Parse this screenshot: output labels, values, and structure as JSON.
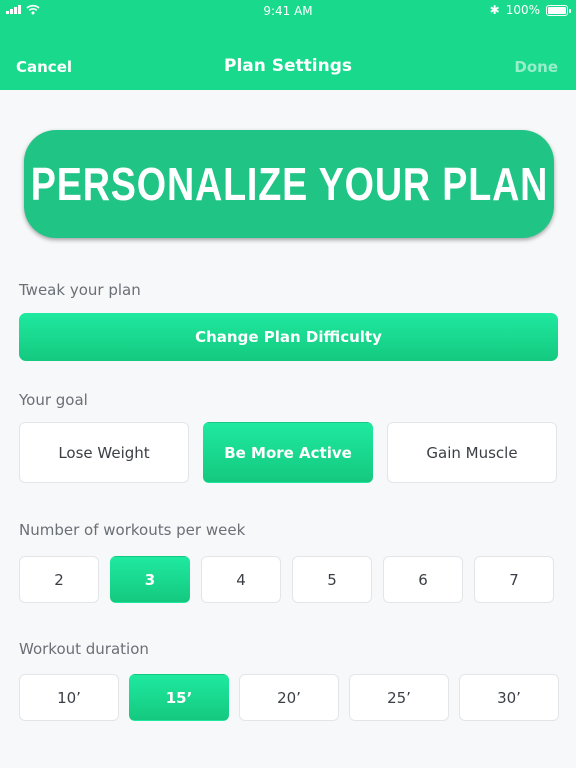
{
  "status_bar": {
    "time": "9:41 AM",
    "battery": "100%",
    "battery_level": 1.0,
    "bluetooth_symbol": "✱"
  },
  "nav": {
    "cancel": "Cancel",
    "title": "Plan Settings",
    "done": "Done"
  },
  "hero": {
    "text": "PERSONALIZE YOUR PLAN"
  },
  "tweak": {
    "label": "Tweak your plan",
    "button": "Change Plan Difficulty"
  },
  "goal": {
    "label": "Your goal",
    "options": [
      "Lose Weight",
      "Be More Active",
      "Gain Muscle"
    ],
    "selected": "Be More Active"
  },
  "workouts": {
    "label": "Number of workouts per week",
    "options": [
      "2",
      "3",
      "4",
      "5",
      "6",
      "7"
    ],
    "selected": "3"
  },
  "duration": {
    "label": "Workout duration",
    "options": [
      "10’",
      "15’",
      "20’",
      "25’",
      "30’"
    ],
    "selected": "15’"
  },
  "colors": {
    "accent": "#19d98c",
    "hero": "#20c586",
    "label": "#6b6f76"
  },
  "icons": [
    "signal-icon",
    "wifi-icon",
    "bluetooth-icon",
    "battery-icon"
  ]
}
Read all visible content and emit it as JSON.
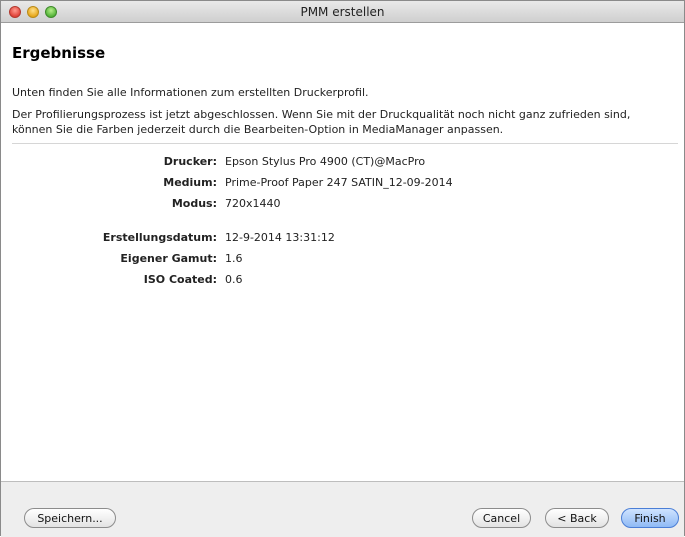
{
  "window": {
    "title": "PMM erstellen"
  },
  "header": {
    "title": "Ergebnisse"
  },
  "intro": {
    "line1": "Unten finden Sie alle Informationen zum erstellten Druckerprofil.",
    "line2": "Der Profilierungsprozess ist jetzt abgeschlossen. Wenn Sie mit der Druckqualität noch nicht ganz zufrieden sind, können Sie die Farben jederzeit durch die Bearbeiten-Option in MediaManager anpassen."
  },
  "details": {
    "printer": {
      "label": "Drucker:",
      "value": "Epson Stylus Pro 4900 (CT)@MacPro"
    },
    "medium": {
      "label": "Medium:",
      "value": "Prime-Proof Paper 247 SATIN_12-09-2014"
    },
    "mode": {
      "label": "Modus:",
      "value": "720x1440"
    },
    "created": {
      "label": "Erstellungsdatum:",
      "value": "12-9-2014 13:31:12"
    },
    "gamut": {
      "label": "Eigener Gamut:",
      "value": "1.6"
    },
    "iso": {
      "label": "ISO Coated:",
      "value": "0.6"
    }
  },
  "buttons": {
    "save": "Speichern...",
    "cancel": "Cancel",
    "back": "< Back",
    "finish": "Finish"
  }
}
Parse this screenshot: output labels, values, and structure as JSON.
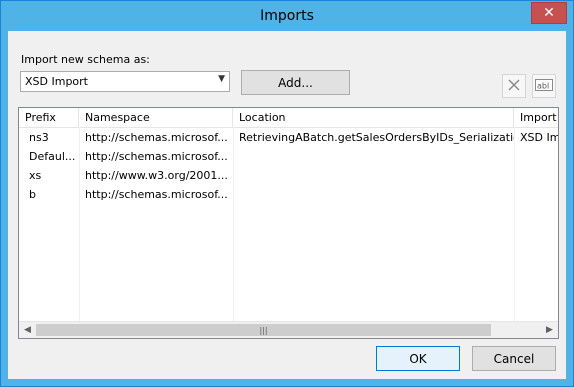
{
  "window": {
    "title": "Imports",
    "close_glyph": "✕"
  },
  "import_label": "Import new schema as:",
  "import_select": {
    "value": "XSD Import",
    "options": [
      "XSD Import"
    ]
  },
  "buttons": {
    "add": "Add...",
    "ok": "OK",
    "cancel": "Cancel"
  },
  "toolbar_icons": [
    "delete-icon",
    "rename-icon"
  ],
  "grid": {
    "columns": [
      "Prefix",
      "Namespace",
      "Location",
      "Import"
    ],
    "rows": [
      [
        "ns3",
        "http://schemas.microsof...",
        "RetrievingABatch.getSalesOrdersByIDs_Serialization",
        "XSD Im"
      ],
      [
        "Defaul...",
        "http://schemas.microsof...",
        "",
        ""
      ],
      [
        "xs",
        "http://www.w3.org/2001...",
        "",
        ""
      ],
      [
        "b",
        "http://schemas.microsof...",
        "",
        ""
      ]
    ]
  },
  "scrollbar": {
    "thumb_grip": "|||"
  }
}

- - - -

WHAT TO DO » Reproduce the whole listing above word for word, but not its pictures.

RESPONSE TO THE EXERCISE »
Parse this screenshot: output labels, values, and structure as JSON.
{
  "status_bar": {
    "time": "9:41 AM",
    "battery": "100%",
    "battery_level": 1.0,
    "bluetooth_symbol": "✱"
  },
  "nav": {
    "cancel": "Cancel",
    "title": "Plan Settings",
    "done": "Done"
  },
  "hero": {
    "text": "PERSONALIZE YOUR PLAN"
  },
  "tweak": {
    "label": "Tweak your plan",
    "button": "Change Plan Difficulty"
  },
  "goal": {
    "label": "Your goal",
    "options": [
      "Lose Weight",
      "Be More Active",
      "Gain Muscle"
    ],
    "selected": "Be More Active"
  },
  "workouts": {
    "label": "Number of workouts per week",
    "options": [
      "2",
      "3",
      "4",
      "5",
      "6",
      "7"
    ],
    "selected": "3"
  },
  "duration": {
    "label": "Workout duration",
    "options": [
      "10’",
      "15’",
      "20’",
      "25’",
      "30’"
    ],
    "selected": "15’"
  },
  "colors": {
    "accent": "#19d98c",
    "hero": "#20c586",
    "label": "#6b6f76"
  },
  "icons": [
    "signal-icon",
    "wifi-icon",
    "bluetooth-icon",
    "battery-icon"
  ]
}
Read all visible content and emit it as JSON.
{
  "window": {
    "title": "PMM erstellen"
  },
  "header": {
    "title": "Ergebnisse"
  },
  "intro": {
    "line1": "Unten finden Sie alle Informationen zum erstellten Druckerprofil.",
    "line2": "Der Profilierungsprozess ist jetzt abgeschlossen. Wenn Sie mit der Druckqualität noch nicht ganz zufrieden sind, können Sie die Farben jederzeit durch die Bearbeiten-Option in MediaManager anpassen."
  },
  "details": {
    "printer": {
      "label": "Drucker:",
      "value": "Epson Stylus Pro 4900 (CT)@MacPro"
    },
    "medium": {
      "label": "Medium:",
      "value": "Prime-Proof Paper 247 SATIN_12-09-2014"
    },
    "mode": {
      "label": "Modus:",
      "value": "720x1440"
    },
    "created": {
      "label": "Erstellungsdatum:",
      "value": "12-9-2014 13:31:12"
    },
    "gamut": {
      "label": "Eigener Gamut:",
      "value": "1.6"
    },
    "iso": {
      "label": "ISO Coated:",
      "value": "0.6"
    }
  },
  "buttons": {
    "save": "Speichern...",
    "cancel": "Cancel",
    "back": "< Back",
    "finish": "Finish"
  }
}
Parse this screenshot: output labels, values, and structure as JSON.
{
  "window": {
    "title": "Imports",
    "close_glyph": "✕"
  },
  "import_label": "Import new schema as:",
  "import_select": {
    "value": "XSD Import",
    "options": [
      "XSD Import"
    ]
  },
  "buttons": {
    "add": "Add...",
    "ok": "OK",
    "cancel": "Cancel"
  },
  "toolbar_icons": [
    "delete-icon",
    "rename-icon"
  ],
  "grid": {
    "columns": [
      "Prefix",
      "Namespace",
      "Location",
      "Import"
    ],
    "rows": [
      [
        "ns3",
        "http://schemas.microsof...",
        "RetrievingABatch.getSalesOrdersByIDs_Serialization",
        "XSD Im"
      ],
      [
        "Defaul...",
        "http://schemas.microsof...",
        "",
        ""
      ],
      [
        "xs",
        "http://www.w3.org/2001...",
        "",
        ""
      ],
      [
        "b",
        "http://schemas.microsof...",
        "",
        ""
      ]
    ]
  },
  "scrollbar": {
    "thumb_grip": "|||"
  }
}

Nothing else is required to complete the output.